Part of a data file:
——————————
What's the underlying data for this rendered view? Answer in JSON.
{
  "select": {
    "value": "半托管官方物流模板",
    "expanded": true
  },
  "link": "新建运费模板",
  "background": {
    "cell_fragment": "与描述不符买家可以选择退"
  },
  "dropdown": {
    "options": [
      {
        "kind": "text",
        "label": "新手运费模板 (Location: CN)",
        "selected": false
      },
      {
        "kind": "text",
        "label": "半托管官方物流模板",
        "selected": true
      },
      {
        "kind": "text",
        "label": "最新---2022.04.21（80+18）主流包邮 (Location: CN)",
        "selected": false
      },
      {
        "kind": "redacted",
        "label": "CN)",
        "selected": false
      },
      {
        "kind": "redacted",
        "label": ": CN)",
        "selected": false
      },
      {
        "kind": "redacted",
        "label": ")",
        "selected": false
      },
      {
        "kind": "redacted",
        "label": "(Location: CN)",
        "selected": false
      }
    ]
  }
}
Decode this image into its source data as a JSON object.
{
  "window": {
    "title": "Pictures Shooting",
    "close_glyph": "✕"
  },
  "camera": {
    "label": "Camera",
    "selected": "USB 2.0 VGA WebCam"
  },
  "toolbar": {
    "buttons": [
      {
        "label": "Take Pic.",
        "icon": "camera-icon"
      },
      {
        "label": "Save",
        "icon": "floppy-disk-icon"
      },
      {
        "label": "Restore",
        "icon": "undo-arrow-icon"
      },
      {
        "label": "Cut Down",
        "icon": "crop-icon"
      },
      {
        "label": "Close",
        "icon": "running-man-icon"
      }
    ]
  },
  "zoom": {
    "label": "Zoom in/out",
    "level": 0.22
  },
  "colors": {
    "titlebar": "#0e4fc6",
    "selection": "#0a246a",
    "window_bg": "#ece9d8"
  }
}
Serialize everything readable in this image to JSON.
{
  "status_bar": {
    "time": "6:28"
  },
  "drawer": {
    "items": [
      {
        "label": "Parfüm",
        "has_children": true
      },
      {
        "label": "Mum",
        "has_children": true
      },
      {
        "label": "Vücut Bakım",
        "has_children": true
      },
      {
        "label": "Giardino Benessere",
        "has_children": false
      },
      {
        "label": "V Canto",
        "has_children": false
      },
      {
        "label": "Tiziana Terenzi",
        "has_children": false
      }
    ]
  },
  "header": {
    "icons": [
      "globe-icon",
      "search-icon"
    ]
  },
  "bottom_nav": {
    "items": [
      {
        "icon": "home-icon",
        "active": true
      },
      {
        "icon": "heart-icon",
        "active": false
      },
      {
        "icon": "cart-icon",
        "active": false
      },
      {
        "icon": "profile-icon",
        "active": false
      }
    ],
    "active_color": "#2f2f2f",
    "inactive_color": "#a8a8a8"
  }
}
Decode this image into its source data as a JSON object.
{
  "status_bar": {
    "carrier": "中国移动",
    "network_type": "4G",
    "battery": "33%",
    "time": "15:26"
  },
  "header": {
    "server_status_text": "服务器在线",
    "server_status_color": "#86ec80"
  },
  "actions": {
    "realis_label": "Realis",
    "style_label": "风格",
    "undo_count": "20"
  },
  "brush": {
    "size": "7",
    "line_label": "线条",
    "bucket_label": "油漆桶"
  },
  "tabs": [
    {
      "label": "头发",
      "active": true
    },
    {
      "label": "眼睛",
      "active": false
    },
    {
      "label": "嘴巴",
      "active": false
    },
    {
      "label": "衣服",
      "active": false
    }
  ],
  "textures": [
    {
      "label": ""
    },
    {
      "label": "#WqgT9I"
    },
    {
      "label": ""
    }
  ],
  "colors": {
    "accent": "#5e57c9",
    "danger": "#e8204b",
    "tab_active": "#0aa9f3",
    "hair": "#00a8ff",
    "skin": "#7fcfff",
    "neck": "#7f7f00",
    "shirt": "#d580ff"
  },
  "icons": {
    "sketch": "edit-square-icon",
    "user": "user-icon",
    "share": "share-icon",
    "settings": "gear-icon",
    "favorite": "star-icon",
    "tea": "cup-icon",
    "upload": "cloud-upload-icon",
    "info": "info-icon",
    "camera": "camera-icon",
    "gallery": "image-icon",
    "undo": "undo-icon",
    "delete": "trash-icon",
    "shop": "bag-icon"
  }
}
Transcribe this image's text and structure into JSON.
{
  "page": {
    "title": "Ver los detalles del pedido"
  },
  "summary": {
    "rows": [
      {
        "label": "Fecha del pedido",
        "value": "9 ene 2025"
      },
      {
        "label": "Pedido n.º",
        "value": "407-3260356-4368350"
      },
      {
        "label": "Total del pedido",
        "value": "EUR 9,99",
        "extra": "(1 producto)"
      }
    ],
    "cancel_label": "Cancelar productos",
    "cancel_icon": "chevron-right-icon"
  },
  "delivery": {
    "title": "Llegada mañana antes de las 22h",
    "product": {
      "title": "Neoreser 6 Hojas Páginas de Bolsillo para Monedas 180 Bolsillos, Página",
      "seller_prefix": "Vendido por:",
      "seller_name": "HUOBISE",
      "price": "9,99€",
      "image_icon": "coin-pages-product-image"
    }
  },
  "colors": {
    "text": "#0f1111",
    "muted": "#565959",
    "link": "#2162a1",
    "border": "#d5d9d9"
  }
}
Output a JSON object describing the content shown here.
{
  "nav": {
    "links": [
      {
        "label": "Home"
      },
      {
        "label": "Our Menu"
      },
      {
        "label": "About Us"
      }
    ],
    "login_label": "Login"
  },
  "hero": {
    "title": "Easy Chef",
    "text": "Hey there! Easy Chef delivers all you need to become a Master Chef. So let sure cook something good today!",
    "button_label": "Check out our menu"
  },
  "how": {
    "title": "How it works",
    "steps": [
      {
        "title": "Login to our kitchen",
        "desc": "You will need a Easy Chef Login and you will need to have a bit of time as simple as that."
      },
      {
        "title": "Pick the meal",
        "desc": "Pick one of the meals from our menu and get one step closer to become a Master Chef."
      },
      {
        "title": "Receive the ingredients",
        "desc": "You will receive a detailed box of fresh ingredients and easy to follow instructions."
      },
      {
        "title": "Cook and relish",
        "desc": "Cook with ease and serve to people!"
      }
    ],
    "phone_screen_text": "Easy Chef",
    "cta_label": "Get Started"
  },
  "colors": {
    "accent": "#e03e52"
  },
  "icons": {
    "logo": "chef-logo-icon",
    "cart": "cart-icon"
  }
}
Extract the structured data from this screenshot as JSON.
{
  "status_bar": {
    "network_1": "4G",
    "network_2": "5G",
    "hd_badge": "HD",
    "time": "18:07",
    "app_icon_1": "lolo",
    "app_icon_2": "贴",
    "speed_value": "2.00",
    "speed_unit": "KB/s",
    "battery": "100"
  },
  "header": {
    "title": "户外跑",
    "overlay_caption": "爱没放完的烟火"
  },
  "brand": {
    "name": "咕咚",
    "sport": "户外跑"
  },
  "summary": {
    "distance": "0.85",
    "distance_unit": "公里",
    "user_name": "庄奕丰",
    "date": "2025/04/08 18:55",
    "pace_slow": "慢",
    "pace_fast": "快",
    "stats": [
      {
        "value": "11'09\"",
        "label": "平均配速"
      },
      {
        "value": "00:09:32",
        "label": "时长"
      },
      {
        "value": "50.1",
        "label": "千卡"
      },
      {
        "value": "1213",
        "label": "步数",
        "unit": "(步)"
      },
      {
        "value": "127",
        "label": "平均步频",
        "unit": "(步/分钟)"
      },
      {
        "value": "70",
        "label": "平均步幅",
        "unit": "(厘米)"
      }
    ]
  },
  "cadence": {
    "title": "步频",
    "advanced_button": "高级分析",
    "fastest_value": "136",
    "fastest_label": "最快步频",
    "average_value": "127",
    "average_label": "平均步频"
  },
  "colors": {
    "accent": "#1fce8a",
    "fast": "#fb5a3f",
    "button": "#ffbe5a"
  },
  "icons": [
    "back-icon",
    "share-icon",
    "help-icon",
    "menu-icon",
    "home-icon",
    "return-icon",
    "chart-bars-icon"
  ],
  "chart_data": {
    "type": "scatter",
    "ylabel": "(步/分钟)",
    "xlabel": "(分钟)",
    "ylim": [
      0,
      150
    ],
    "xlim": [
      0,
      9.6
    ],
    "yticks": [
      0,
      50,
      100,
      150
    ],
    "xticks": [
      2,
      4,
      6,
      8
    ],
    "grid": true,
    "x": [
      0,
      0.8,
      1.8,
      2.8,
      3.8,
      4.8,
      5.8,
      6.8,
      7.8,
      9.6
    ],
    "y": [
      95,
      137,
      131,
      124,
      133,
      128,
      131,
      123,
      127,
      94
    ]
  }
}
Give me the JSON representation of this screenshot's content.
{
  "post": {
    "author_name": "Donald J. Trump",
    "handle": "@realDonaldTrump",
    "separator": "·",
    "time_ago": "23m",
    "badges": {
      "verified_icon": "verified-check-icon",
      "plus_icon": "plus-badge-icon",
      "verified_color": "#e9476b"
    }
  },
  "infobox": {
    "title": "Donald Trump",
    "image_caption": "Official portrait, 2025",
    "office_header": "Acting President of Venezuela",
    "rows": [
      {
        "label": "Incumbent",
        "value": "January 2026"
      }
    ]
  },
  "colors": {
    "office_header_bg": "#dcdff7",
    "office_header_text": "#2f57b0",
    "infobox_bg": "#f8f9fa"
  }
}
——————————
- [WHAT THE TASK ASKS]:
Reply with one number only: how many lines of the listing hold "accent"?

- [THE RESULT]:
3